### [What you should do]
Locate the word "description" in the entries below, then gather every line that holds it.

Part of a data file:
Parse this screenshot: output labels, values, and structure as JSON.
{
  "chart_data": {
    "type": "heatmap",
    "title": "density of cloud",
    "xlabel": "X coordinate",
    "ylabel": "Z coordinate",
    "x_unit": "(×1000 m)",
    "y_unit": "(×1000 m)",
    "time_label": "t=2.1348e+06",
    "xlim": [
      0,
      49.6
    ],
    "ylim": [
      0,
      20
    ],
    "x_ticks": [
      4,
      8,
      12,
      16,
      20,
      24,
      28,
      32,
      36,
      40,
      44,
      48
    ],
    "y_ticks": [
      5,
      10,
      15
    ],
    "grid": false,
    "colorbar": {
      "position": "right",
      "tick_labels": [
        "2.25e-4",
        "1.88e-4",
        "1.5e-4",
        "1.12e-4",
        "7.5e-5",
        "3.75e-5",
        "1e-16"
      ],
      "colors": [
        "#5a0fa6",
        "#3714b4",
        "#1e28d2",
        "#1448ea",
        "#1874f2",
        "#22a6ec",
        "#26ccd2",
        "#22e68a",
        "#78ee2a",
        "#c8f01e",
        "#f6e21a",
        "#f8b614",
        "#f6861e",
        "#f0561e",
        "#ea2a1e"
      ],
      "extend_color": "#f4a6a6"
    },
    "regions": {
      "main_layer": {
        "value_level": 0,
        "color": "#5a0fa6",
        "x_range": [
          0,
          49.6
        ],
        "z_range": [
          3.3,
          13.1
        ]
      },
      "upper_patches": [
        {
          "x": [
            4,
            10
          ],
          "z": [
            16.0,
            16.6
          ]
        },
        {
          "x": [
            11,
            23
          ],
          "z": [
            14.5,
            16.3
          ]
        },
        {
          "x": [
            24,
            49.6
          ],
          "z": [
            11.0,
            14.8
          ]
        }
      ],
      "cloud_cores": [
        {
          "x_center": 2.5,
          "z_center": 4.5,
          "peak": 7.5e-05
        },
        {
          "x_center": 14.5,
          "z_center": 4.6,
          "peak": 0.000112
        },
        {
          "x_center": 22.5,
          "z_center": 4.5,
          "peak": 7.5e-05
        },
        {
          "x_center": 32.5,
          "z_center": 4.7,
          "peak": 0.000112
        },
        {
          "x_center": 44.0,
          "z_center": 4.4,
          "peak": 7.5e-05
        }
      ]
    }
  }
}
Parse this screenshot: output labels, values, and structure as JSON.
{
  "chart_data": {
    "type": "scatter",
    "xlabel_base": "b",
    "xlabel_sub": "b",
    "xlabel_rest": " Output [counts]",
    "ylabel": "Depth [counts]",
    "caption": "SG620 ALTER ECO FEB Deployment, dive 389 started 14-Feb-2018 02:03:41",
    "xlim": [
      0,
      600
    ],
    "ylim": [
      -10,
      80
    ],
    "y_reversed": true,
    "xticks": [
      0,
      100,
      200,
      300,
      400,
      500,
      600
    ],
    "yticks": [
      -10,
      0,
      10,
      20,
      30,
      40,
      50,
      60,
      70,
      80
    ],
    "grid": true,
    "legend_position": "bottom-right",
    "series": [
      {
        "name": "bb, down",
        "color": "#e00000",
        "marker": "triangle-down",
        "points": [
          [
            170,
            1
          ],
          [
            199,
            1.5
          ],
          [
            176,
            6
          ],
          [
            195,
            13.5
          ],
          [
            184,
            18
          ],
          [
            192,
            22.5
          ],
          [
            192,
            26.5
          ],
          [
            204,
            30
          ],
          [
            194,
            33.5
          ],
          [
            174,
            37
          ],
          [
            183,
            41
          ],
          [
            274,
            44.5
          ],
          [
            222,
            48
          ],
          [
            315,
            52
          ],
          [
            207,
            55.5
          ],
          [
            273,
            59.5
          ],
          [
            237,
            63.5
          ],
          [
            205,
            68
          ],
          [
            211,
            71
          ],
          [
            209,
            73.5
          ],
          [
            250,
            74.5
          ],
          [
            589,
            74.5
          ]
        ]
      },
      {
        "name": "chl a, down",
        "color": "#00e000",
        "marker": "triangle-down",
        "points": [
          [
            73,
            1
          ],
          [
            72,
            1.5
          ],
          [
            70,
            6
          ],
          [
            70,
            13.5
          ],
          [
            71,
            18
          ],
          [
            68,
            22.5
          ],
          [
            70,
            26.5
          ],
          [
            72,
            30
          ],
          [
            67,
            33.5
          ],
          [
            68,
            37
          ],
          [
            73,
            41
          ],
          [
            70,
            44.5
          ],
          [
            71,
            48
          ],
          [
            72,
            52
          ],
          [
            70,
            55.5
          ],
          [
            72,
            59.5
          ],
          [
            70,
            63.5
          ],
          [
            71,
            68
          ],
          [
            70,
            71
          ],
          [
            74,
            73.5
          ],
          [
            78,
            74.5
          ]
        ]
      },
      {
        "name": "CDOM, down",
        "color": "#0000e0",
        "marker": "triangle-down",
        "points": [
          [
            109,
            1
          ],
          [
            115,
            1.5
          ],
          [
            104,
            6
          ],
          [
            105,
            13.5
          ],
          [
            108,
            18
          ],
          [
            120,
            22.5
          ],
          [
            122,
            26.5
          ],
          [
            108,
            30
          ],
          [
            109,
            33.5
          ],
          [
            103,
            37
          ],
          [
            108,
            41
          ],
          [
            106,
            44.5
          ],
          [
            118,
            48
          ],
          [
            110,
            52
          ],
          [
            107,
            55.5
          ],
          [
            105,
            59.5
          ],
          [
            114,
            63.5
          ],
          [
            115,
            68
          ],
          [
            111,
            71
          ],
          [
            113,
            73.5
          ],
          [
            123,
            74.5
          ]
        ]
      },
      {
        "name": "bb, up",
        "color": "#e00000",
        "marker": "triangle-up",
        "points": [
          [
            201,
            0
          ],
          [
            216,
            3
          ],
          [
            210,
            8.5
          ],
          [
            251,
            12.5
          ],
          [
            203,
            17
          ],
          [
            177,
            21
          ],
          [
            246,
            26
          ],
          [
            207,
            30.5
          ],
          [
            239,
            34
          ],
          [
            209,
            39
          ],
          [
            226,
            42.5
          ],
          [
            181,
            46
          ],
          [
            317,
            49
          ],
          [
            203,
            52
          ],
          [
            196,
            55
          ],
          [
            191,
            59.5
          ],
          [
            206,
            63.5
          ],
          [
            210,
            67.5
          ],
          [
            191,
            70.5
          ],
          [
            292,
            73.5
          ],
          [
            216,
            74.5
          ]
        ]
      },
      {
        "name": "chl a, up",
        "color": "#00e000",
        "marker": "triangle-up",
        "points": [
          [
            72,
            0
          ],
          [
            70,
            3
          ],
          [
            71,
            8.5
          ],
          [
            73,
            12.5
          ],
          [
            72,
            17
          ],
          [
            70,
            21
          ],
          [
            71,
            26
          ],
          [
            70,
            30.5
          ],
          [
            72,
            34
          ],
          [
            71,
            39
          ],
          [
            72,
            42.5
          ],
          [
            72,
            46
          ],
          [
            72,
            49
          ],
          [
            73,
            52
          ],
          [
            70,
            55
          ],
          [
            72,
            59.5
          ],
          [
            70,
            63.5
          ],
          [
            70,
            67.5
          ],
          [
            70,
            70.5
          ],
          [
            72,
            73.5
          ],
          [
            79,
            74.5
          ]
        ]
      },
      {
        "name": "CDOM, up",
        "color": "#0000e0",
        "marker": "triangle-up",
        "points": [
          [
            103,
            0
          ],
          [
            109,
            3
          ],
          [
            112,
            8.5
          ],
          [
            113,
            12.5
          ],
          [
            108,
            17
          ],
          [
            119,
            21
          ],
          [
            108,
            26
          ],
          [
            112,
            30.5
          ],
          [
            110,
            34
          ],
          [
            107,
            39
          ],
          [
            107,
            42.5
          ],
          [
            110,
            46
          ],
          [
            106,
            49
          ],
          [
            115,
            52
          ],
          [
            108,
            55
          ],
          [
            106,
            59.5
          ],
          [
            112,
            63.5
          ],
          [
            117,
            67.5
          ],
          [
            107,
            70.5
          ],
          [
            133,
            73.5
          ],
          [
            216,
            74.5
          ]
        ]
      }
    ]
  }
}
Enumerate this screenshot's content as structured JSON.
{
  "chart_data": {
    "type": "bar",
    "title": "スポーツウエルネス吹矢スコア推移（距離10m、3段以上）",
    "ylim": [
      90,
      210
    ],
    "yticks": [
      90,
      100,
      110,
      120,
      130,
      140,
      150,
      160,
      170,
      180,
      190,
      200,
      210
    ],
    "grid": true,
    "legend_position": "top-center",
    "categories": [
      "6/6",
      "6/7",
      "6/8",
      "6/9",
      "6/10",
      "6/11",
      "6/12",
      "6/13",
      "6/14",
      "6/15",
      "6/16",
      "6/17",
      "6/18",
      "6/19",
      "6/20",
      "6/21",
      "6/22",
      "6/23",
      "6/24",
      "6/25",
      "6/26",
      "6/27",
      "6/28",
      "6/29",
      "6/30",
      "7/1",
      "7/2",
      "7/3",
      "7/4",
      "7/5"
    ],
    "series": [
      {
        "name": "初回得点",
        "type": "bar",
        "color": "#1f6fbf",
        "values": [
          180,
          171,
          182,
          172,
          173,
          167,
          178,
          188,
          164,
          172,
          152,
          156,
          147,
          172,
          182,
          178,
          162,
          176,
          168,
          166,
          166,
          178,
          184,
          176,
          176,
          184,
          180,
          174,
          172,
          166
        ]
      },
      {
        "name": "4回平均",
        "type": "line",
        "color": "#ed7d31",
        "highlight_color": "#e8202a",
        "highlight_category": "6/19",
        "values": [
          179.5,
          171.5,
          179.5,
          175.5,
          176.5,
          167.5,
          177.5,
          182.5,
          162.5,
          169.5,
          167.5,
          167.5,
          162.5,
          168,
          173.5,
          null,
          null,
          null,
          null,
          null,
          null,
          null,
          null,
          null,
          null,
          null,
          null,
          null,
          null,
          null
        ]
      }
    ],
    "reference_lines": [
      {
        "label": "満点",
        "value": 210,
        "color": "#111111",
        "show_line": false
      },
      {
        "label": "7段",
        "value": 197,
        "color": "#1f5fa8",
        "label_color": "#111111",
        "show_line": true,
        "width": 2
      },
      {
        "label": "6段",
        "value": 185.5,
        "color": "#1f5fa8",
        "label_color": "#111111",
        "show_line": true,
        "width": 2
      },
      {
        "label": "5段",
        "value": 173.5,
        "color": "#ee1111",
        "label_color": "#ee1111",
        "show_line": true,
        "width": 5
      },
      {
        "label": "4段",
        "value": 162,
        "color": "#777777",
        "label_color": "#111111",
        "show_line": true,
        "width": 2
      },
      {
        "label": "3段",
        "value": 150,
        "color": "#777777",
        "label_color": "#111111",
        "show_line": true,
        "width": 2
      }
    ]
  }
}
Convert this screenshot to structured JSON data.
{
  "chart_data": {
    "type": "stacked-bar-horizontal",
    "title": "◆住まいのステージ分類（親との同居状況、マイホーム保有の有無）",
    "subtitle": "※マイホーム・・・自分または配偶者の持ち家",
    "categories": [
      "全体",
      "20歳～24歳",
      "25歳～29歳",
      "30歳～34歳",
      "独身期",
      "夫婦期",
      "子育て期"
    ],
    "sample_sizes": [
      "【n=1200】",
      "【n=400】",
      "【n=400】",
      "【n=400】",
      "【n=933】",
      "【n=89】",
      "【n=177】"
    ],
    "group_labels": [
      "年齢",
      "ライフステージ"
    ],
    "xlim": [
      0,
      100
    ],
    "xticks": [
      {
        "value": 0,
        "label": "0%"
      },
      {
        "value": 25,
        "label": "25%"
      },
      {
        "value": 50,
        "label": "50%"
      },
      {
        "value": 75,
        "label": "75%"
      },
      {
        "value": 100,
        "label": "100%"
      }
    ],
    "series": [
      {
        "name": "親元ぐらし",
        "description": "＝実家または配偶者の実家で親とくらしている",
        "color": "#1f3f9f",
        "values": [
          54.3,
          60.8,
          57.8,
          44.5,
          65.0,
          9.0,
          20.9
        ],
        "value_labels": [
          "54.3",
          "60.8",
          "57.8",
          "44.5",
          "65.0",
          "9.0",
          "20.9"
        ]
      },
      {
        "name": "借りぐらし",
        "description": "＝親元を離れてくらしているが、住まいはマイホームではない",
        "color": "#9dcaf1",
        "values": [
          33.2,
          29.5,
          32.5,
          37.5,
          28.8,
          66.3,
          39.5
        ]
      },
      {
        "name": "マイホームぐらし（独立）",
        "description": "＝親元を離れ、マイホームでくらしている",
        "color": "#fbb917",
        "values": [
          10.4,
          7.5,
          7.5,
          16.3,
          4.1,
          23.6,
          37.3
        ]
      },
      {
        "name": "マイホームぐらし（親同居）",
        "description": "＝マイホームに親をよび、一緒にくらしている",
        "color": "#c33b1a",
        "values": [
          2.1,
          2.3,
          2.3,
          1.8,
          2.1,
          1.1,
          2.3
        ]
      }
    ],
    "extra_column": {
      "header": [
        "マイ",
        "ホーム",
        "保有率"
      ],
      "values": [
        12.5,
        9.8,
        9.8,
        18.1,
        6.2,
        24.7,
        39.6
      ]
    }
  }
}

### [Task solution]
        "description": "＝実家または配偶者の実家で親とくらしている",
        "description": "＝親元を離れてくらしているが、住まいはマイホームではない",
        "description": "＝親元を離れ、マイホームでくらしている",
        "description": "＝マイホームに親をよび、一緒にくらしている",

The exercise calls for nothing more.